(Records from a data collection)
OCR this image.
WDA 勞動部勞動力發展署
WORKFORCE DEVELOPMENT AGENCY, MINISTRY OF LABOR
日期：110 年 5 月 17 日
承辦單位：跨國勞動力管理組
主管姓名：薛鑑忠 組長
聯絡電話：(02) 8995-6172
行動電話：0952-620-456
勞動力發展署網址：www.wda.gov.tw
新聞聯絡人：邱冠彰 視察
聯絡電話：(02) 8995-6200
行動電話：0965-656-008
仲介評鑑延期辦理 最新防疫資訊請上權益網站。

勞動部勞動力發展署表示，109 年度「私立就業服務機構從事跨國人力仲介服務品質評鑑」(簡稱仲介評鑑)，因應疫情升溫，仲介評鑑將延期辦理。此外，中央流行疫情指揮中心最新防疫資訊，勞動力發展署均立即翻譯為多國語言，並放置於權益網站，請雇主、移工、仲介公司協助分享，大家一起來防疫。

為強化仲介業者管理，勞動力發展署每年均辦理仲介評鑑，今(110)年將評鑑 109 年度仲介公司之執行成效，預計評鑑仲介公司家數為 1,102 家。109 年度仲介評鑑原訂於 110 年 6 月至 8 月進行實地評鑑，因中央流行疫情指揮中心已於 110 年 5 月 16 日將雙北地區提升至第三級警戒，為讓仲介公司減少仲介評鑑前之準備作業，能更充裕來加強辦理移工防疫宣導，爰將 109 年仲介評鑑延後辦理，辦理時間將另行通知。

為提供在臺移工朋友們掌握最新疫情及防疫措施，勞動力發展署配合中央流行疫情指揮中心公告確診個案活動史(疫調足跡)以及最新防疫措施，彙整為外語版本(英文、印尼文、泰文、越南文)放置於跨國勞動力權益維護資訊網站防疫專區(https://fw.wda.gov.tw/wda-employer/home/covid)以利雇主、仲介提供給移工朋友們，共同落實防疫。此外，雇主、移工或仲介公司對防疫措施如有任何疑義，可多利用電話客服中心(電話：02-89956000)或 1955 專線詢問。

Your goal - Your task is to output all of the data above word for word.

Task output -
OCR this image.
WDA 勞動部勞動力發展署
WORKFORCE DEVELOPMENT AGENCY, MINISTRY OF LABOR
日期：110 年 5 月 17 日
承辦單位：跨國勞動力管理組
主管姓名：薛鑑忠 組長
聯絡電話：(02) 8995-6172
行動電話：0952-620-456
勞動力發展署網址：www.wda.gov.tw
新聞聯絡人：邱冠彰 視察
聯絡電話：(02) 8995-6200
行動電話：0965-656-008
仲介評鑑延期辦理 最新防疫資訊請上權益網站。

勞動部勞動力發展署表示，109 年度「私立就業服務機構從事跨國人力仲介服務品質評鑑」(簡稱仲介評鑑)，因應疫情升溫，仲介評鑑將延期辦理。此外，中央流行疫情指揮中心最新防疫資訊，勞動力發展署均立即翻譯為多國語言，並放置於權益網站，請雇主、移工、仲介公司協助分享，大家一起來防疫。

為強化仲介業者管理，勞動力發展署每年均辦理仲介評鑑，今(110)年將評鑑 109 年度仲介公司之執行成效，預計評鑑仲介公司家數為 1,102 家。109 年度仲介評鑑原訂於 110 年 6 月至 8 月進行實地評鑑，因中央流行疫情指揮中心已於 110 年 5 月 16 日將雙北地區提升至第三級警戒，為讓仲介公司減少仲介評鑑前之準備作業，能更充裕來加強辦理移工防疫宣導，爰將 109 年仲介評鑑延後辦理，辦理時間將另行通知。

為提供在臺移工朋友們掌握最新疫情及防疫措施，勞動力發展署配合中央流行疫情指揮中心公告確診個案活動史(疫調足跡)以及最新防疫措施，彙整為外語版本(英文、印尼文、泰文、越南文)放置於跨國勞動力權益維護資訊網站防疫專區(https://fw.wda.gov.tw/wda-employer/home/covid)以利雇主、仲介提供給移工朋友們，共同落實防疫。此外，雇主、移工或仲介公司對防疫措施如有任何疑義，可多利用電話客服中心(電話：02-89956000)或 1955 專線詢問。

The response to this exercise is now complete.